**Work to do:** From the records, pick out and copy each line containing "puhna".

**Given records:**
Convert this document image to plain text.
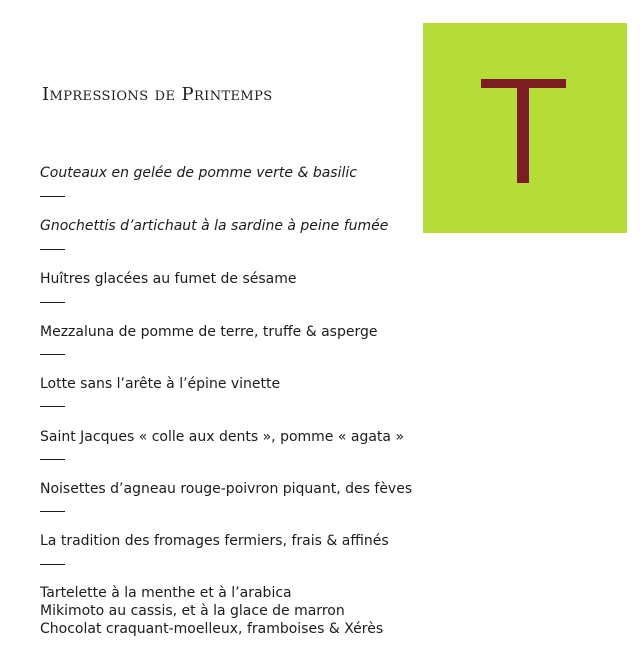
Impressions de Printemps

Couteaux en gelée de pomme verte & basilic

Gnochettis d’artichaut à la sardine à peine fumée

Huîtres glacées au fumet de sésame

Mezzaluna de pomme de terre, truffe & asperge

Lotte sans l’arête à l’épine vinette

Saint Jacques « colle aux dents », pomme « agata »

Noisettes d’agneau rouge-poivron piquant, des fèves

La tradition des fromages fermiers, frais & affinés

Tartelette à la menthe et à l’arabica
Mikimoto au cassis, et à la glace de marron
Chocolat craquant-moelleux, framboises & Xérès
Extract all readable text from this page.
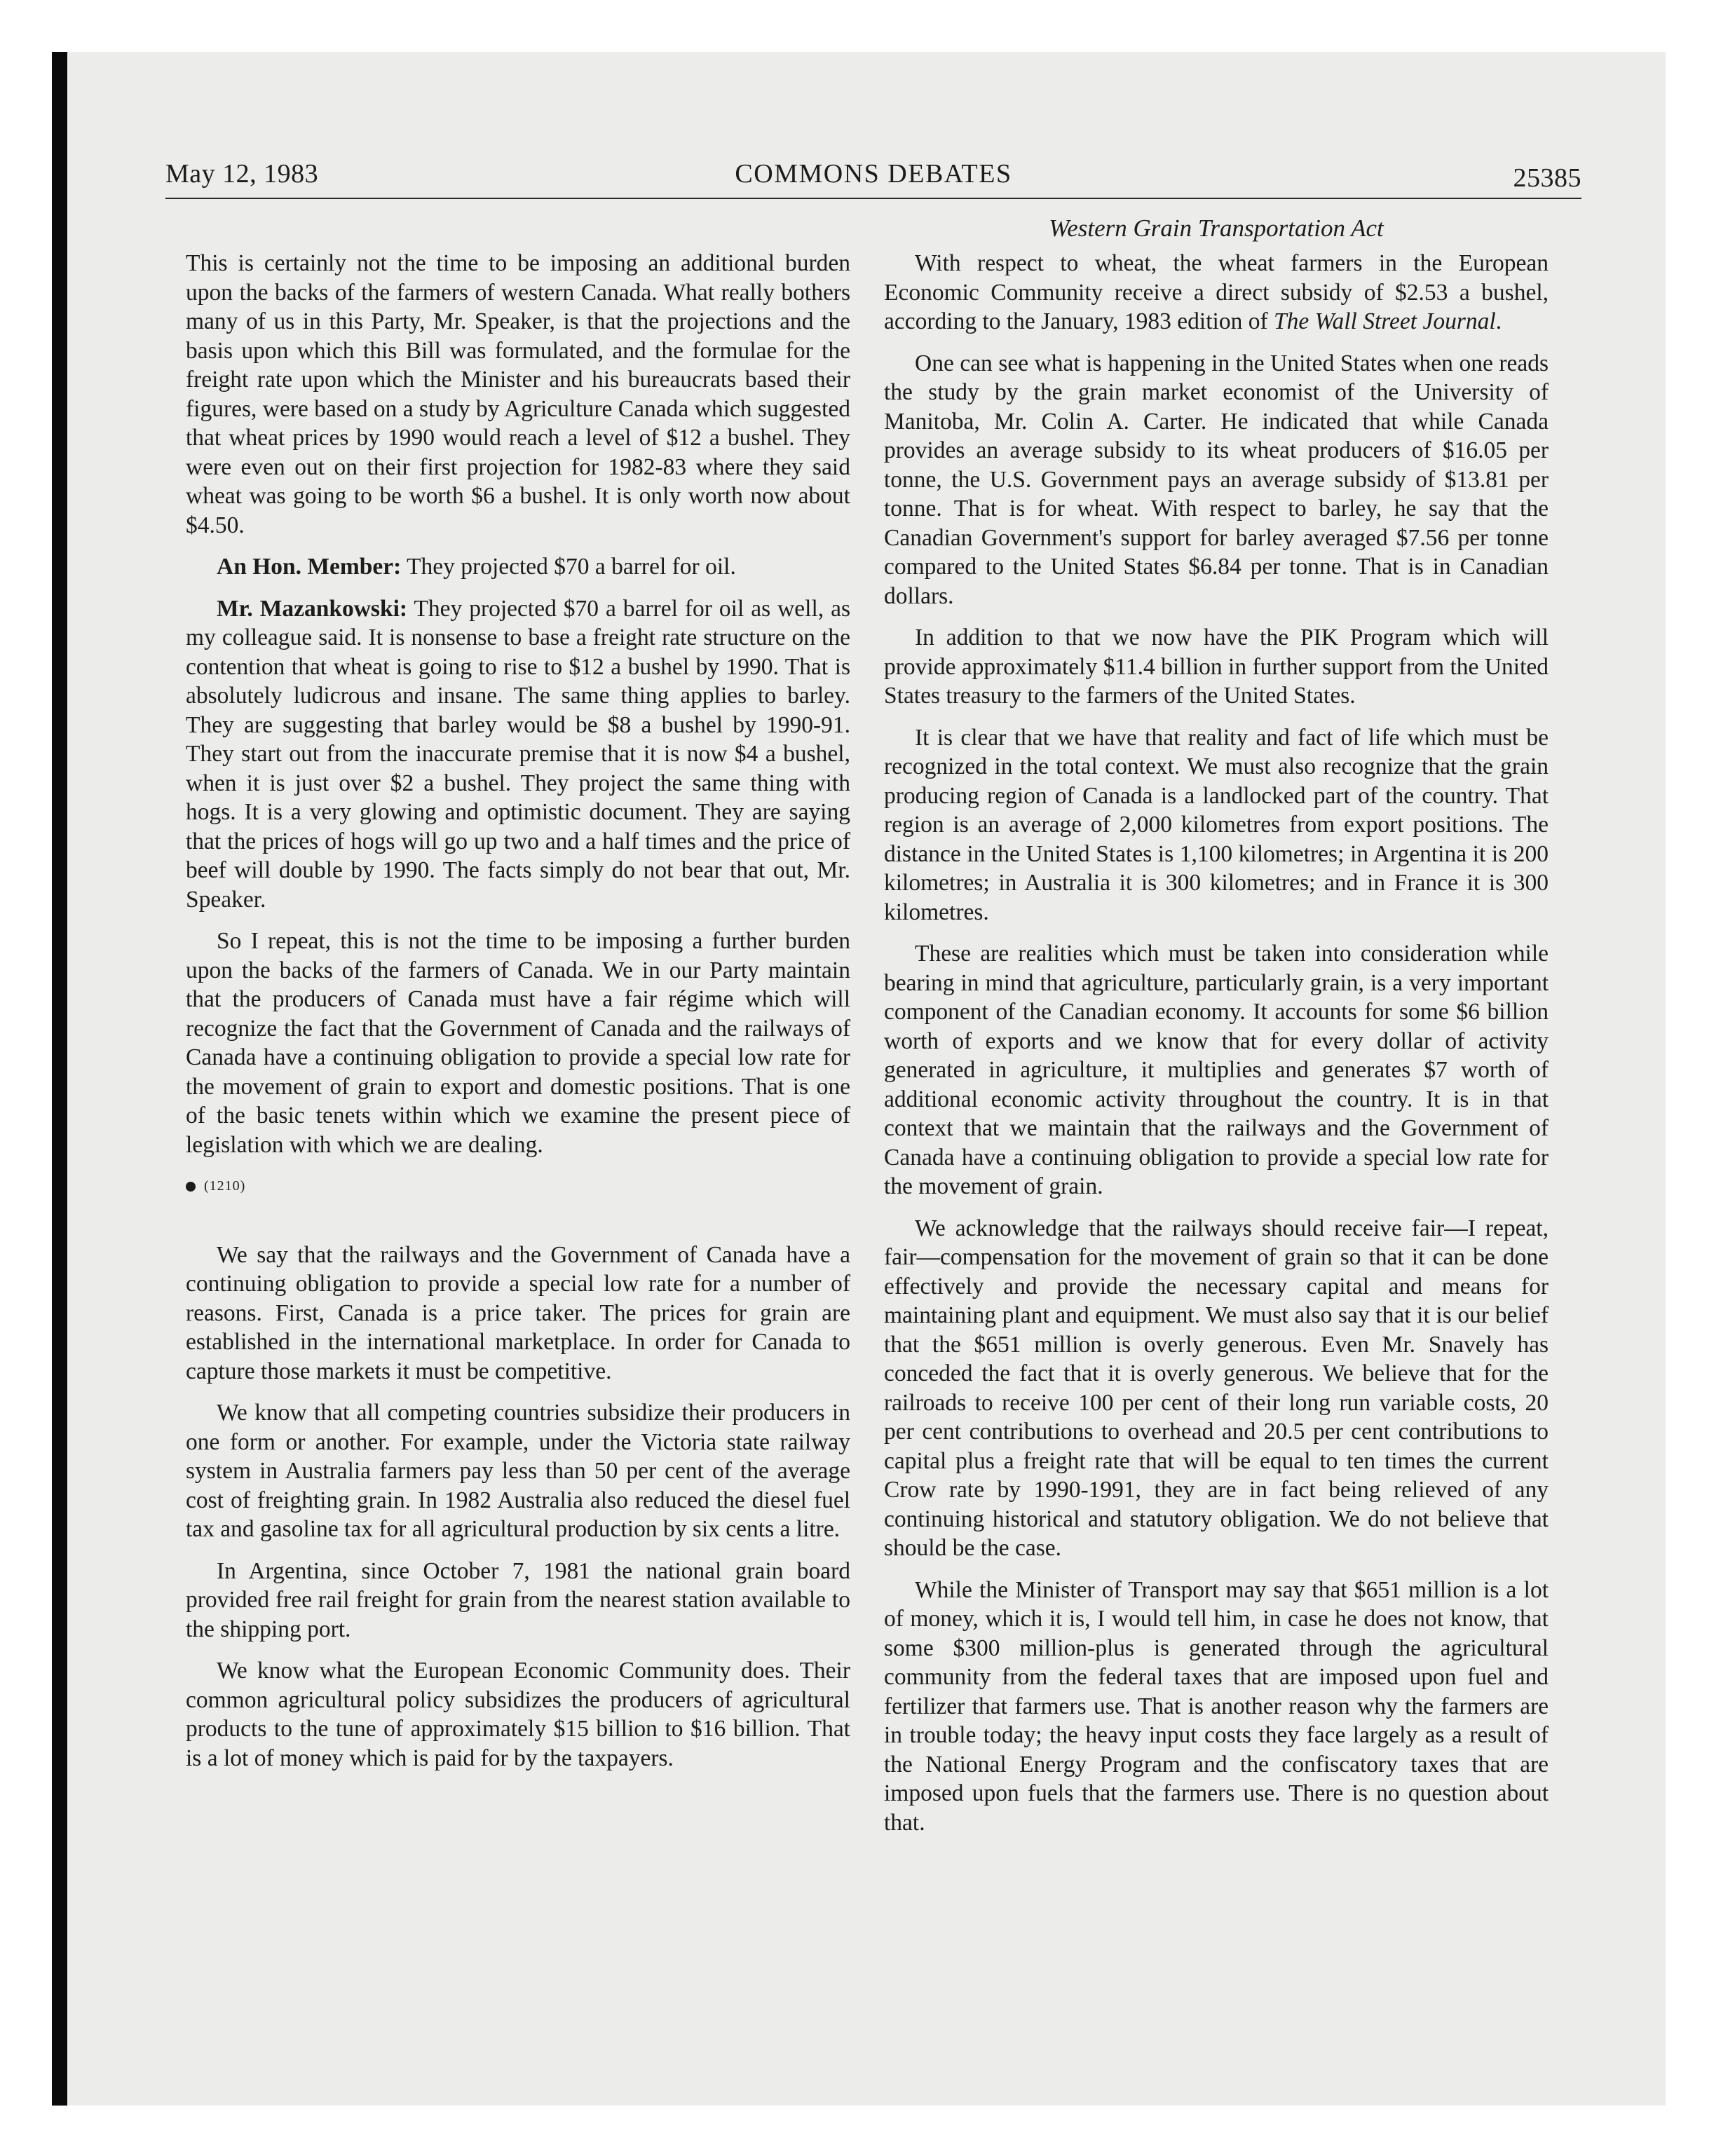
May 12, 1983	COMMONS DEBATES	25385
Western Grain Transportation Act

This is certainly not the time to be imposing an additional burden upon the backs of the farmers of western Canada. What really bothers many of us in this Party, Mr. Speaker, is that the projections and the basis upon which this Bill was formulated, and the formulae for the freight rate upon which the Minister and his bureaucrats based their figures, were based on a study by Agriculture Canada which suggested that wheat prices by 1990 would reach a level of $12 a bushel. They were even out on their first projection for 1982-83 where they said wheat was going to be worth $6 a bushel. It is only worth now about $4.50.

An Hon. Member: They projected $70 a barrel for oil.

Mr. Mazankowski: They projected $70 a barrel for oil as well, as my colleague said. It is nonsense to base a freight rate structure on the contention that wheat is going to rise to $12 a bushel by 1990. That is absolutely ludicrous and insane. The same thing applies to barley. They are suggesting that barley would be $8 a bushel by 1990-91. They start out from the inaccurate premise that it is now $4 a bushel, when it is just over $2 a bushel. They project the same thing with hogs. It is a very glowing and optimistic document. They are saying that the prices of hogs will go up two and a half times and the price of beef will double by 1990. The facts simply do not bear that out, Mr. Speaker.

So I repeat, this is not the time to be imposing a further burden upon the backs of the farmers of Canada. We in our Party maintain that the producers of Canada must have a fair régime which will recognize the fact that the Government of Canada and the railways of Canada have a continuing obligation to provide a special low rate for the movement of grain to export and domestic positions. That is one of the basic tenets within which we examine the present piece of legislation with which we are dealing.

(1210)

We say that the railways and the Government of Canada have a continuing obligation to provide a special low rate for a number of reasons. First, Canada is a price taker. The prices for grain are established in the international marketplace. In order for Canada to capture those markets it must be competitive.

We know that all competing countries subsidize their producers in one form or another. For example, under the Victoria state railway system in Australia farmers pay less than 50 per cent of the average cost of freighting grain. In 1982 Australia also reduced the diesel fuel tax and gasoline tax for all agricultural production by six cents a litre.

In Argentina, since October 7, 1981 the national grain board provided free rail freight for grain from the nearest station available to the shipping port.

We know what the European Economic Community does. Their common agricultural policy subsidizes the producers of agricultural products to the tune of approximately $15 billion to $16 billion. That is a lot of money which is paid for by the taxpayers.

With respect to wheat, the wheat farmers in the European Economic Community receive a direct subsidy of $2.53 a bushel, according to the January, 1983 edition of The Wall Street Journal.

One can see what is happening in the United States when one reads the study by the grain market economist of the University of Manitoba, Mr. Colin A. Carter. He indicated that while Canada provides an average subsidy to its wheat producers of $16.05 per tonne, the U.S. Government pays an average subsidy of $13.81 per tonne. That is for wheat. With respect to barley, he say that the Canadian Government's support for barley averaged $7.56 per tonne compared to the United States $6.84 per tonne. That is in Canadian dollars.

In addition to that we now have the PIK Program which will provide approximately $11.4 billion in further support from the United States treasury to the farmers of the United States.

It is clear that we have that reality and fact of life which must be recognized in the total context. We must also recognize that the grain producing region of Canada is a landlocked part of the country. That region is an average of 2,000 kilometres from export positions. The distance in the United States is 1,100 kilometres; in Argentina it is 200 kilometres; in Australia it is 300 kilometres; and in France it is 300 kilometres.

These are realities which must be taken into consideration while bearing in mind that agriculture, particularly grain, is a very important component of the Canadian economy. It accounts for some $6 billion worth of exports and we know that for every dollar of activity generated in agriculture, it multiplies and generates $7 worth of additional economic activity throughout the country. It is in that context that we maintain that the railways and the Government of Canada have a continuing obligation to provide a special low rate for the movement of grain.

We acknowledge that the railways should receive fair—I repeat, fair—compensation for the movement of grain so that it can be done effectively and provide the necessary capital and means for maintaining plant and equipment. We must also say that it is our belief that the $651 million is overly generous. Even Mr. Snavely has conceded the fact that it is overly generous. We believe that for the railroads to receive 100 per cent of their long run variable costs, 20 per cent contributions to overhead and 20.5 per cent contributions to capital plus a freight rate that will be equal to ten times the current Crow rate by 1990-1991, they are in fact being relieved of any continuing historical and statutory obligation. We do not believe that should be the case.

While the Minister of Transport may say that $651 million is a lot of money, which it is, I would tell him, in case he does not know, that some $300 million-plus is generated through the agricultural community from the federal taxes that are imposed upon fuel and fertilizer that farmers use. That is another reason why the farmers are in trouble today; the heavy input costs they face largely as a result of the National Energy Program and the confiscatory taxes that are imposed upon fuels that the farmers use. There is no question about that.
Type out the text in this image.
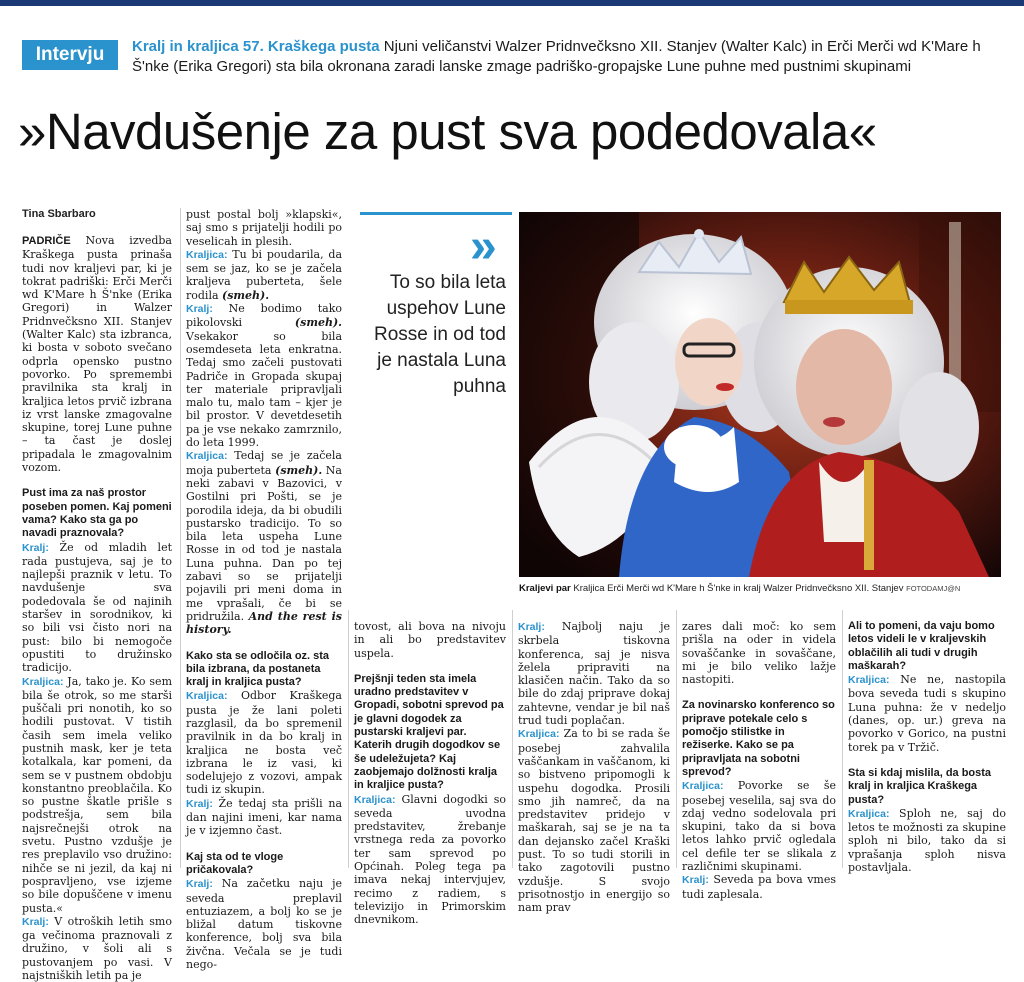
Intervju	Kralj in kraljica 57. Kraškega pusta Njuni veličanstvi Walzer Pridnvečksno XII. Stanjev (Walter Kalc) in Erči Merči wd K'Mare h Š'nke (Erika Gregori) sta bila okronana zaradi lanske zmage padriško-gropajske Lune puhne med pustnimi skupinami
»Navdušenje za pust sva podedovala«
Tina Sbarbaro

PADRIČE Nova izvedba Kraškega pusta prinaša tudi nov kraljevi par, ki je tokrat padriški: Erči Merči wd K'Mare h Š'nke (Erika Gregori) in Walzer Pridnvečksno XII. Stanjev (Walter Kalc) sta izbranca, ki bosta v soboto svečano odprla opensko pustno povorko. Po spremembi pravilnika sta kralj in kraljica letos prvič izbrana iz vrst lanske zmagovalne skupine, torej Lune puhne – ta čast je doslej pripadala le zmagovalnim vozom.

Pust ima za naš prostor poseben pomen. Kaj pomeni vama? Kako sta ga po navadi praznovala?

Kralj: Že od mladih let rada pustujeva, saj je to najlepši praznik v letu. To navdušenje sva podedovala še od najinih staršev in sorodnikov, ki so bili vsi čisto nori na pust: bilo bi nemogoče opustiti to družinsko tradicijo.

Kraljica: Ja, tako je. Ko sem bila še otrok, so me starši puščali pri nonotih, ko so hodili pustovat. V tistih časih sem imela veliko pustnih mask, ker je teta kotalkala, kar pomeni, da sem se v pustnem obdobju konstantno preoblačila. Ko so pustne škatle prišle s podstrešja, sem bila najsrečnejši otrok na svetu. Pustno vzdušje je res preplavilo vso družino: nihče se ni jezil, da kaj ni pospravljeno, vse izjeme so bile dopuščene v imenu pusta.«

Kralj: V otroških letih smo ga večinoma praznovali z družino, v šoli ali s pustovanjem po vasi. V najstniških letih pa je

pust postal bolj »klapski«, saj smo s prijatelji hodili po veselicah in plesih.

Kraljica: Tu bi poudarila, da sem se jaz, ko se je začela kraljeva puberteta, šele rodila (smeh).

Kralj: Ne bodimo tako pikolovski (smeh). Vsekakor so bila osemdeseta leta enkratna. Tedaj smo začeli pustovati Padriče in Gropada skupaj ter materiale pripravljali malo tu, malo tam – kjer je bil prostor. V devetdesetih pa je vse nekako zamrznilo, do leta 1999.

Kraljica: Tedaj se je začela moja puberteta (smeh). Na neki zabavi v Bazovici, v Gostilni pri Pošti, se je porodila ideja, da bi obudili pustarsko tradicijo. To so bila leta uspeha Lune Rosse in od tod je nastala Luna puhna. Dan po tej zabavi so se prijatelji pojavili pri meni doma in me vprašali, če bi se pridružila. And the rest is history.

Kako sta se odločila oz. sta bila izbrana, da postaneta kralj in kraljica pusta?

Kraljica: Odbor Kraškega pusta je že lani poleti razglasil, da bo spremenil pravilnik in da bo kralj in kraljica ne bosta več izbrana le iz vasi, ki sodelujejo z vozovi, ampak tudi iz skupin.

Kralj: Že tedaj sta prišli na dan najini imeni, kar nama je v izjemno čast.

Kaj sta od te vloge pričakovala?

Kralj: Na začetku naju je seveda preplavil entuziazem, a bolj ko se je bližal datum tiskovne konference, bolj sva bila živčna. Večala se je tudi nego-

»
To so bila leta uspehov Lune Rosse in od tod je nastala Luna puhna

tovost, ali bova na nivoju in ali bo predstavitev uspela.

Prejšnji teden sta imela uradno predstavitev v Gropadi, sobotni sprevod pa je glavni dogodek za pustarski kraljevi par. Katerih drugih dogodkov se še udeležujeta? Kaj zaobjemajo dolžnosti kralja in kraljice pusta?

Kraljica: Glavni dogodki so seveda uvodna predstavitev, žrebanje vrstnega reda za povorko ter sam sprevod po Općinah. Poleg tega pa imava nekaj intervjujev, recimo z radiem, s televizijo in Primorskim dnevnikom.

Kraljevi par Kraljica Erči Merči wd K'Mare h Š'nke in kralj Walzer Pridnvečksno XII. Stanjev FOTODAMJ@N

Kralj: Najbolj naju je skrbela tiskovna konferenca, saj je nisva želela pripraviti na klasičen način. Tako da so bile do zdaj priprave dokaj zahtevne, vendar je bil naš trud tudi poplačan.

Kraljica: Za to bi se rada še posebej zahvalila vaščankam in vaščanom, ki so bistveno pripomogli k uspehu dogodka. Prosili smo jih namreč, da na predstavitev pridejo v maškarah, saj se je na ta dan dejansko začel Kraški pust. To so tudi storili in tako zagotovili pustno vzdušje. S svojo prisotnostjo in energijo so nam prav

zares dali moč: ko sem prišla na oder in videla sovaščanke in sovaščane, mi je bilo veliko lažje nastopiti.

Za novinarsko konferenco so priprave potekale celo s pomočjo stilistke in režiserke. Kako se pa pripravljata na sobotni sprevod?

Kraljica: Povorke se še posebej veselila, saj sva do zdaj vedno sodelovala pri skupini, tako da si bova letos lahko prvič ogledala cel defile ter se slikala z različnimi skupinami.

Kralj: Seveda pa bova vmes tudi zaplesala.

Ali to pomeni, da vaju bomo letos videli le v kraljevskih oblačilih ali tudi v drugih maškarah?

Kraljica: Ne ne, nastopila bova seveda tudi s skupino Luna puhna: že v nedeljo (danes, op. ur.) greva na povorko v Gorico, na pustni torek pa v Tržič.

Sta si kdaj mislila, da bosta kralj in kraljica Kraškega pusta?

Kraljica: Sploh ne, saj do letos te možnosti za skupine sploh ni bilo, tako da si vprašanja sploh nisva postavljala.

**Response:**
Kraljica: Tedaj se je začela moja puberteta (smeh). Na neki zabavi v Bazovici, v Gostilni pri Pošti, se je porodila ideja, da bi obudili pustarsko tradicijo. To so bila leta uspeha Lune Rosse in od tod je nastala Luna puhna. Dan po tej zabavi so se prijatelji pojavili pri meni doma in me vprašali, če bi se pridružila. And the rest is history.
To so bila leta uspehov Lune Rosse in od tod je nastala Luna puhna
Kraljica: Ne ne, nastopila bova seveda tudi s skupino Luna puhna: že v nedeljo (danes, op. ur.) greva na povorko v Gorico, na pustni torek pa v Tržič.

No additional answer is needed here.